◆ Dataset items
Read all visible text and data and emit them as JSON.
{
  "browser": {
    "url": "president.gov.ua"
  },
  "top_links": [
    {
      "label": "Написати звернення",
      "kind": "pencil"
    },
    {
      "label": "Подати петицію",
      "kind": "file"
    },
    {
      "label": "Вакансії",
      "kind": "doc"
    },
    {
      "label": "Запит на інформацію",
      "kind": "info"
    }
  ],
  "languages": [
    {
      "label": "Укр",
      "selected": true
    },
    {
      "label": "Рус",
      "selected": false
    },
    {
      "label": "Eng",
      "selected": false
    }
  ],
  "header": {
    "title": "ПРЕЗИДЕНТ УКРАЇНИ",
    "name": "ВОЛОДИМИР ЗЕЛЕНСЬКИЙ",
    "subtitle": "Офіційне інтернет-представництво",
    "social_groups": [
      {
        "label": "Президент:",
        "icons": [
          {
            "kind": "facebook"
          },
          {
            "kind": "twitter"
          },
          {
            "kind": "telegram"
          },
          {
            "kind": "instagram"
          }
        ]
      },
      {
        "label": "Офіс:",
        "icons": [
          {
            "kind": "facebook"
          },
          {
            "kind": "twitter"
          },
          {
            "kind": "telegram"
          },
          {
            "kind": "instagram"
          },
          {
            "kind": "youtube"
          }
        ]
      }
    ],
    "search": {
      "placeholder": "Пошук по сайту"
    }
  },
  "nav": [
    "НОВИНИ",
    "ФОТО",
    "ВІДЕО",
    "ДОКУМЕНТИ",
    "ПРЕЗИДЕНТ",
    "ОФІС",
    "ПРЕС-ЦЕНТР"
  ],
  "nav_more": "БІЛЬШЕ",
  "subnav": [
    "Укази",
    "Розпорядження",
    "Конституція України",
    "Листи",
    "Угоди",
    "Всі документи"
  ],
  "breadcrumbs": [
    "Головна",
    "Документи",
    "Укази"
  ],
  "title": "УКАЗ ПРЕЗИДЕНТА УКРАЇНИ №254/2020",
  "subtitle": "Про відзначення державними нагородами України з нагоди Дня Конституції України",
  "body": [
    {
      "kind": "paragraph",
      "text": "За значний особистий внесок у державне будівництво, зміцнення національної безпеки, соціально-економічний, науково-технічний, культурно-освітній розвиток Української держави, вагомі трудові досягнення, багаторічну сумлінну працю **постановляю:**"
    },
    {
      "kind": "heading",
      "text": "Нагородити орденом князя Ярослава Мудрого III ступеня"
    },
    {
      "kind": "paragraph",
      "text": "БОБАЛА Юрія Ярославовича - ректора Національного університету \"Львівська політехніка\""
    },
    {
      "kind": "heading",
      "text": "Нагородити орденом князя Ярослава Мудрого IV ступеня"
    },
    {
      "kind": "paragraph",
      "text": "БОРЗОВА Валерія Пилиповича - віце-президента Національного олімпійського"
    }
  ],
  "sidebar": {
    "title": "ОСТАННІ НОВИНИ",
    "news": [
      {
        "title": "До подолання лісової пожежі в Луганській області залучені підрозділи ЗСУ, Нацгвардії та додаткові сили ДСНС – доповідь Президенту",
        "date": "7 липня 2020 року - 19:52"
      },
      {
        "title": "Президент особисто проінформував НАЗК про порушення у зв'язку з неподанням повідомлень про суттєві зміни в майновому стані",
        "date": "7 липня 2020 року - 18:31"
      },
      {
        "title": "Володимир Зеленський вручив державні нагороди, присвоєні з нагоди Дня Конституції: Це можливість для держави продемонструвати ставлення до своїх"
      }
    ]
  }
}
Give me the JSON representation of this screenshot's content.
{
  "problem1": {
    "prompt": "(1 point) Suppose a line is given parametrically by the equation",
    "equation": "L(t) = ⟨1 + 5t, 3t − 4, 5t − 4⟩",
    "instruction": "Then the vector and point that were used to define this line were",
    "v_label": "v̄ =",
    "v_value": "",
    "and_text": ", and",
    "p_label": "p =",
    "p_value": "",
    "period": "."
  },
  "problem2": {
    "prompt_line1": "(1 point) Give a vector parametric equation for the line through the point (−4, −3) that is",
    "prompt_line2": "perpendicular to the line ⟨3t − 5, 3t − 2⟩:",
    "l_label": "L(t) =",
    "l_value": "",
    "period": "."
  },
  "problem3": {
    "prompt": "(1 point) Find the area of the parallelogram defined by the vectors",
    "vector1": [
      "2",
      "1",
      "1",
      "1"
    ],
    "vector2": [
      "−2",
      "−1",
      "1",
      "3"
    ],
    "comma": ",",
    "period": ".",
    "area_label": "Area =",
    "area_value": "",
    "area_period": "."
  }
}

◆ Problem requirements
Looking at the material above, count the lines that hold "point" and give the total alone.

◆ The result
4